▸ **DIRECTION**
Return all entries precisely as they stand, without the images.

▸ **EXTRACTED RECORDS**
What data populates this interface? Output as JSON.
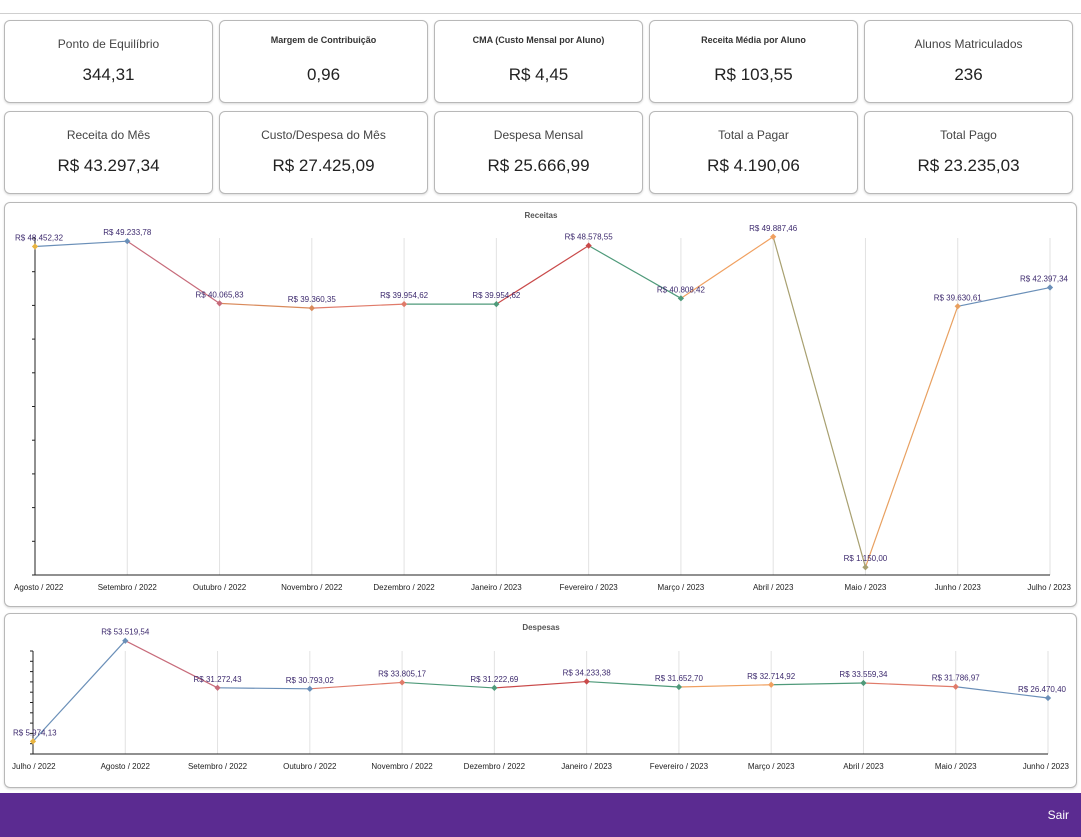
{
  "kpis_row1": [
    {
      "label": "Ponto de Equilíbrio",
      "value": "344,31",
      "small": false
    },
    {
      "label": "Margem de Contribuição",
      "value": "0,96",
      "small": true
    },
    {
      "label": "CMA (Custo Mensal por Aluno)",
      "value": "R$ 4,45",
      "small": true
    },
    {
      "label": "Receita Média por Aluno",
      "value": "R$ 103,55",
      "small": true
    },
    {
      "label": "Alunos Matriculados",
      "value": "236",
      "small": false
    }
  ],
  "kpis_row2": [
    {
      "label": "Receita do Mês",
      "value": "R$ 43.297,34",
      "small": false
    },
    {
      "label": "Custo/Despesa do Mês",
      "value": "R$ 27.425,09",
      "small": false
    },
    {
      "label": "Despesa Mensal",
      "value": "R$ 25.666,99",
      "small": false
    },
    {
      "label": "Total a Pagar",
      "value": "R$ 4.190,06",
      "small": false
    },
    {
      "label": "Total Pago",
      "value": "R$ 23.235,03",
      "small": false
    }
  ],
  "chart_data": [
    {
      "type": "line",
      "title": "Receitas",
      "categories": [
        "Agosto / 2022",
        "Setembro / 2022",
        "Outubro / 2022",
        "Novembro / 2022",
        "Dezembro / 2022",
        "Janeiro / 2023",
        "Fevereiro / 2023",
        "Março / 2023",
        "Abril / 2023",
        "Maio / 2023",
        "Junho / 2023",
        "Julho / 2023"
      ],
      "values": [
        48452.32,
        49233.78,
        40065.83,
        39360.35,
        39954.62,
        39954.62,
        48578.55,
        40808.42,
        49887.46,
        1150.0,
        39630.61,
        42397.34
      ],
      "labels": [
        "R$ 48.452,32",
        "R$ 49.233,78",
        "R$ 40.065,83",
        "R$ 39.360,35",
        "R$ 39.954,62",
        "R$ 39.954,62",
        "R$ 48.578,55",
        "R$ 40.808,42",
        "R$ 49.887,46",
        "R$ 1.150,00",
        "R$ 39.630,61",
        "R$ 42.397,34"
      ],
      "ylim": [
        0,
        50000
      ],
      "grid": true,
      "colors": [
        "#e8b440",
        "#6a8fb8",
        "#c76b7a",
        "#d98a5b",
        "#e07b6a",
        "#4f9a7a",
        "#c94a4a",
        "#4f9a7a",
        "#f0a060",
        "#a8a070",
        "#e8a060",
        "#6a8fb8"
      ]
    },
    {
      "type": "line",
      "title": "Despesas",
      "categories": [
        "Julho / 2022",
        "Agosto / 2022",
        "Setembro / 2022",
        "Outubro / 2022",
        "Novembro / 2022",
        "Dezembro / 2022",
        "Janeiro / 2023",
        "Fevereiro / 2023",
        "Março / 2023",
        "Abril / 2023",
        "Maio / 2023",
        "Junho / 2023"
      ],
      "values": [
        5974.13,
        53519.54,
        31272.43,
        30793.02,
        33805.17,
        31222.69,
        34233.38,
        31652.7,
        32714.92,
        33559.34,
        31786.97,
        26470.4
      ],
      "labels": [
        "R$ 5.974,13",
        "R$ 53.519,54",
        "R$ 31.272,43",
        "R$ 30.793,02",
        "R$ 33.805,17",
        "R$ 31.222,69",
        "R$ 34.233,38",
        "R$ 31.652,70",
        "R$ 32.714,92",
        "R$ 33.559,34",
        "R$ 31.786,97",
        "R$ 26.470,40"
      ],
      "ylim": [
        0,
        60000
      ],
      "grid": true,
      "colors": [
        "#e8b440",
        "#6a8fb8",
        "#c76b7a",
        "#6a8fb8",
        "#e07b6a",
        "#4f9a7a",
        "#c94a4a",
        "#4f9a7a",
        "#f0a060",
        "#4f9a7a",
        "#e07b6a",
        "#6a8fb8"
      ]
    }
  ],
  "footer": {
    "logout_label": "Sair"
  }
}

▸ **CORRECT RESULT**
What data populates this interface? Output as JSON.
{
  "kpis_row1": [
    {
      "label": "Ponto de Equilíbrio",
      "value": "344,31",
      "small": false
    },
    {
      "label": "Margem de Contribuição",
      "value": "0,96",
      "small": true
    },
    {
      "label": "CMA (Custo Mensal por Aluno)",
      "value": "R$ 4,45",
      "small": true
    },
    {
      "label": "Receita Média por Aluno",
      "value": "R$ 103,55",
      "small": true
    },
    {
      "label": "Alunos Matriculados",
      "value": "236",
      "small": false
    }
  ],
  "kpis_row2": [
    {
      "label": "Receita do Mês",
      "value": "R$ 43.297,34",
      "small": false
    },
    {
      "label": "Custo/Despesa do Mês",
      "value": "R$ 27.425,09",
      "small": false
    },
    {
      "label": "Despesa Mensal",
      "value": "R$ 25.666,99",
      "small": false
    },
    {
      "label": "Total a Pagar",
      "value": "R$ 4.190,06",
      "small": false
    },
    {
      "label": "Total Pago",
      "value": "R$ 23.235,03",
      "small": false
    }
  ],
  "chart_data": [
    {
      "type": "line",
      "title": "Receitas",
      "categories": [
        "Agosto / 2022",
        "Setembro / 2022",
        "Outubro / 2022",
        "Novembro / 2022",
        "Dezembro / 2022",
        "Janeiro / 2023",
        "Fevereiro / 2023",
        "Março / 2023",
        "Abril / 2023",
        "Maio / 2023",
        "Junho / 2023",
        "Julho / 2023"
      ],
      "values": [
        48452.32,
        49233.78,
        40065.83,
        39360.35,
        39954.62,
        39954.62,
        48578.55,
        40808.42,
        49887.46,
        1150.0,
        39630.61,
        42397.34
      ],
      "labels": [
        "R$ 48.452,32",
        "R$ 49.233,78",
        "R$ 40.065,83",
        "R$ 39.360,35",
        "R$ 39.954,62",
        "R$ 39.954,62",
        "R$ 48.578,55",
        "R$ 40.808,42",
        "R$ 49.887,46",
        "R$ 1.150,00",
        "R$ 39.630,61",
        "R$ 42.397,34"
      ],
      "ylim": [
        0,
        50000
      ],
      "grid": true,
      "colors": [
        "#e8b440",
        "#6a8fb8",
        "#c76b7a",
        "#d98a5b",
        "#e07b6a",
        "#4f9a7a",
        "#c94a4a",
        "#4f9a7a",
        "#f0a060",
        "#a8a070",
        "#e8a060",
        "#6a8fb8"
      ]
    },
    {
      "type": "line",
      "title": "Despesas",
      "categories": [
        "Julho / 2022",
        "Agosto / 2022",
        "Setembro / 2022",
        "Outubro / 2022",
        "Novembro / 2022",
        "Dezembro / 2022",
        "Janeiro / 2023",
        "Fevereiro / 2023",
        "Março / 2023",
        "Abril / 2023",
        "Maio / 2023",
        "Junho / 2023"
      ],
      "values": [
        5974.13,
        53519.54,
        31272.43,
        30793.02,
        33805.17,
        31222.69,
        34233.38,
        31652.7,
        32714.92,
        33559.34,
        31786.97,
        26470.4
      ],
      "labels": [
        "R$ 5.974,13",
        "R$ 53.519,54",
        "R$ 31.272,43",
        "R$ 30.793,02",
        "R$ 33.805,17",
        "R$ 31.222,69",
        "R$ 34.233,38",
        "R$ 31.652,70",
        "R$ 32.714,92",
        "R$ 33.559,34",
        "R$ 31.786,97",
        "R$ 26.470,40"
      ],
      "ylim": [
        0,
        60000
      ],
      "grid": true,
      "colors": [
        "#e8b440",
        "#6a8fb8",
        "#c76b7a",
        "#6a8fb8",
        "#e07b6a",
        "#4f9a7a",
        "#c94a4a",
        "#4f9a7a",
        "#f0a060",
        "#4f9a7a",
        "#e07b6a",
        "#6a8fb8"
      ]
    }
  ],
  "footer": {
    "logout_label": "Sair"
  }
}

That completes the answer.